DO THIS -> Write the line that includes "Type out the text in this image." and all subsequent lines, exactly as written, and nothing more.

PROVIDED MATERIAL ->
━━━━━━━━━━━━━━━━━━━━━━━━━━━━━━

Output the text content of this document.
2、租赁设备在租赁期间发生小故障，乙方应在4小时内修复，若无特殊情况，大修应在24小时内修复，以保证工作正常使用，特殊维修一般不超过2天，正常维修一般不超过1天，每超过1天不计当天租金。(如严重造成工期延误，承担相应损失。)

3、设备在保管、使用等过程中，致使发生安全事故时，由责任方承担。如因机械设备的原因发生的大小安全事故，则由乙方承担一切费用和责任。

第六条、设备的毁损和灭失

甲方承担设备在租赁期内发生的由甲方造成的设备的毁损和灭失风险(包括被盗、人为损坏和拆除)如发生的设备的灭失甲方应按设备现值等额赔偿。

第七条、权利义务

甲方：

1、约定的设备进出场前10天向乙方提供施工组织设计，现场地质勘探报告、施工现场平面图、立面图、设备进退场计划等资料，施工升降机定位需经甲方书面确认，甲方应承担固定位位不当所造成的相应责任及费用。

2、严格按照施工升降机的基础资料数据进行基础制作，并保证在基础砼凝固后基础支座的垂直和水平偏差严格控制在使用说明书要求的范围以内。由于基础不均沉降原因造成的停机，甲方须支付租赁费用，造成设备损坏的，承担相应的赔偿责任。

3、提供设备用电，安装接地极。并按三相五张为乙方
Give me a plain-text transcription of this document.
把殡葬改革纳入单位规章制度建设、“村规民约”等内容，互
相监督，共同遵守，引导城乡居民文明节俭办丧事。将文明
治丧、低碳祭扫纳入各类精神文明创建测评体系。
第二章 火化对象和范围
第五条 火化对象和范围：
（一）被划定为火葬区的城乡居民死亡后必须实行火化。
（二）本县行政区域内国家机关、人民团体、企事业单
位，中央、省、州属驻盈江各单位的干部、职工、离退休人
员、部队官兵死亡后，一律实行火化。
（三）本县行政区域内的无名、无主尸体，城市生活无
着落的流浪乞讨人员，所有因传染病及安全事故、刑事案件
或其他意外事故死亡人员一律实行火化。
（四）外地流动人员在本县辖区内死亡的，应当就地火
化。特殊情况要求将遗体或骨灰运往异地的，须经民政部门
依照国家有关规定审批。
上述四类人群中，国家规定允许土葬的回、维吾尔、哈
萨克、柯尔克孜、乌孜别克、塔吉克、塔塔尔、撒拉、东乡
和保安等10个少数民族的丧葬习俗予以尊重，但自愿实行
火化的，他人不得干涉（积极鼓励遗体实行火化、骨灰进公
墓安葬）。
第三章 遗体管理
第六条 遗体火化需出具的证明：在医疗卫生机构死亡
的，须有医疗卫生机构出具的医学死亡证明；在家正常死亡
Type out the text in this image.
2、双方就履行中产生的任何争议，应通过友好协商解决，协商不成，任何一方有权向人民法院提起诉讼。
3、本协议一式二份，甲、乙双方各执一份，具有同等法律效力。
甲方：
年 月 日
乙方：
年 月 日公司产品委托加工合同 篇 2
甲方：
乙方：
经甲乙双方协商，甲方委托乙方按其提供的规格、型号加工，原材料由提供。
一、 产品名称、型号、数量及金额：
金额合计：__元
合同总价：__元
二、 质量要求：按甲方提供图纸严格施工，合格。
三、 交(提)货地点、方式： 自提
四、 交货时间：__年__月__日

━━━━━━━━━━━━━━━━━━━━━━━━━━━━━━

EXERCISE RESULT ->
Type out the text in this image.
2、双方就履行中产生的任何争议，应通过友好协商解决，协商不成，任何一方有权向人民法院提起诉讼。
3、本协议一式二份，甲、乙双方各执一份，具有同等法律效力。
甲方：
年 月 日
乙方：
年 月 日公司产品委托加工合同 篇 2
甲方：
乙方：
经甲乙双方协商，甲方委托乙方按其提供的规格、型号加工，原材料由提供。
一、 产品名称、型号、数量及金额：
金额合计：__元
合同总价：__元
二、 质量要求：按甲方提供图纸严格施工，合格。
三、 交(提)货地点、方式： 自提
四、 交货时间：__年__月__日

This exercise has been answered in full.